- _Aim_
All the data below goes into the copy word for word, but the pictures don't.
====================
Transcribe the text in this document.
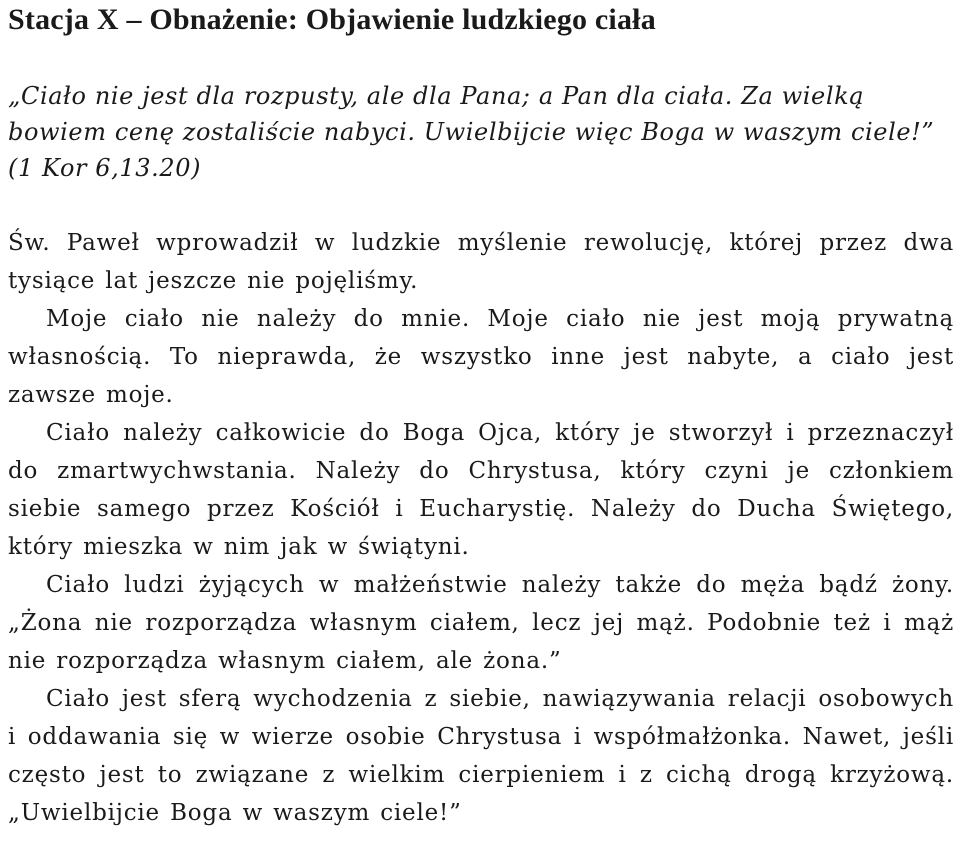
Stacja X – Obnażenie: Objawienie ludzkiego ciała

„Ciało nie jest dla rozpusty, ale dla Pana; a Pan dla ciała. Za wielką bowiem cenę zostaliście nabyci. Uwielbijcie więc Boga w waszym ciele!” (1 Kor 6,13.20)

Św. Paweł wprowadził w ludzkie myślenie rewolucję, której przez dwa tysiące lat jeszcze nie pojęliśmy.

Moje ciało nie należy do mnie. Moje ciało nie jest moją prywatną własnością. To nieprawda, że wszystko inne jest nabyte, a ciało jest zawsze moje.

Ciało należy całkowicie do Boga Ojca, który je stworzył i przeznaczył do zmartwychwstania. Należy do Chrystusa, który czyni je członkiem siebie samego przez Kościół i Eucharystię. Należy do Ducha Świętego, który mieszka w nim jak w świątyni.

Ciało ludzi żyjących w małżeństwie należy także do męża bądź żony. „Żona nie rozporządza własnym ciałem, lecz jej mąż. Podobnie też i mąż nie rozporządza własnym ciałem, ale żona.”

Ciało jest sferą wychodzenia z siebie, nawiązywania relacji osobowych i oddawania się w wierze osobie Chrystusa i współmałżonka. Nawet, jeśli często jest to związane z wielkim cierpieniem i z cichą drogą krzyżową. „Uwielbijcie Boga w waszym ciele!”
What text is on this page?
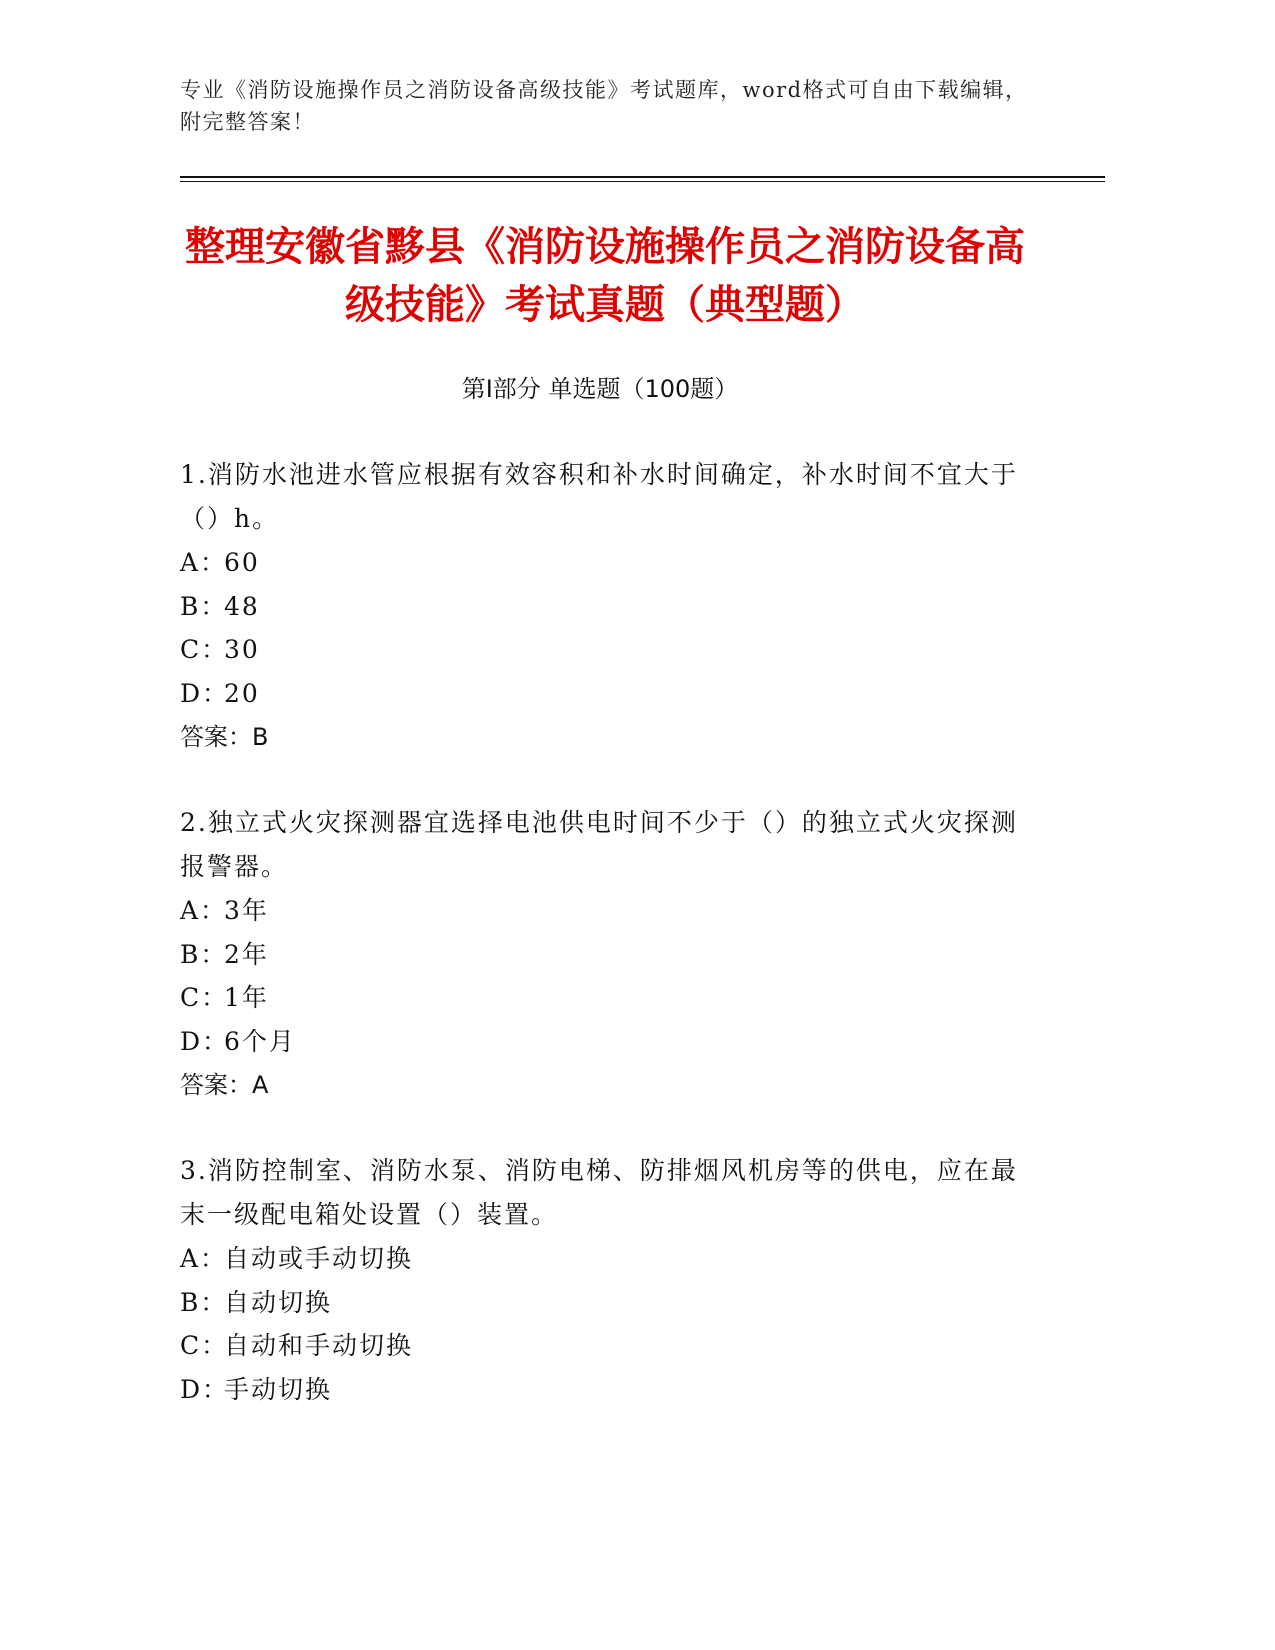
专业《消防设施操作员之消防设备高级技能》考试题库，word格式可自由下载编辑，附完整答案！
整理安徽省黟县《消防设施操作员之消防设备高级技能》考试真题（典型题）
第I部分 单选题（100题）

1.消防水池进水管应根据有效容积和补水时间确定，补水时间不宜大于（）h。

A：60

B：48

C：30

D：20

答案：B

2.独立式火灾探测器宜选择电池供电时间不少于（）的独立式火灾探测报警器。

A：3年

B：2年

C：1年

D：6个月

答案：A

3.消防控制室、消防水泵、消防电梯、防排烟风机房等的供电，应在最末一级配电箱处设置（）装置。

A：自动或手动切换

B：自动切换

C：自动和手动切换

D：手动切换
====================
- _Final result_
Transcribe the text in this document.
Stacja X – Obnażenie: Objawienie ludzkiego ciała

„Ciało nie jest dla rozpusty, ale dla Pana; a Pan dla ciała. Za wielką bowiem cenę zostaliście nabyci. Uwielbijcie więc Boga w waszym ciele!” (1 Kor 6,13.20)

Św. Paweł wprowadził w ludzkie myślenie rewolucję, której przez dwa tysiące lat jeszcze nie pojęliśmy.

Moje ciało nie należy do mnie. Moje ciało nie jest moją prywatną własnością. To nieprawda, że wszystko inne jest nabyte, a ciało jest zawsze moje.

Ciało należy całkowicie do Boga Ojca, który je stworzył i przeznaczył do zmartwychwstania. Należy do Chrystusa, który czyni je członkiem siebie samego przez Kościół i Eucharystię. Należy do Ducha Świętego, który mieszka w nim jak w świątyni.

Ciało ludzi żyjących w małżeństwie należy także do męża bądź żony. „Żona nie rozporządza własnym ciałem, lecz jej mąż. Podobnie też i mąż nie rozporządza własnym ciałem, ale żona.”

Ciało jest sferą wychodzenia z siebie, nawiązywania relacji osobowych i oddawania się w wierze osobie Chrystusa i współmałżonka. Nawet, jeśli często jest to związane z wielkim cierpieniem i z cichą drogą krzyżową. „Uwielbijcie Boga w waszym ciele!”
What text is on this page?
专业《消防设施操作员之消防设备高级技能》考试题库，word格式可自由下载编辑，附完整答案！
整理安徽省黟县《消防设施操作员之消防设备高级技能》考试真题（典型题）
第I部分 单选题（100题）

1.消防水池进水管应根据有效容积和补水时间确定，补水时间不宜大于（）h。

A：60

B：48

C：30

D：20

答案：B

2.独立式火灾探测器宜选择电池供电时间不少于（）的独立式火灾探测报警器。

A：3年

B：2年

C：1年

D：6个月

答案：A

3.消防控制室、消防水泵、消防电梯、防排烟风机房等的供电，应在最末一级配电箱处设置（）装置。

A：自动或手动切换

B：自动切换

C：自动和手动切换

D：手动切换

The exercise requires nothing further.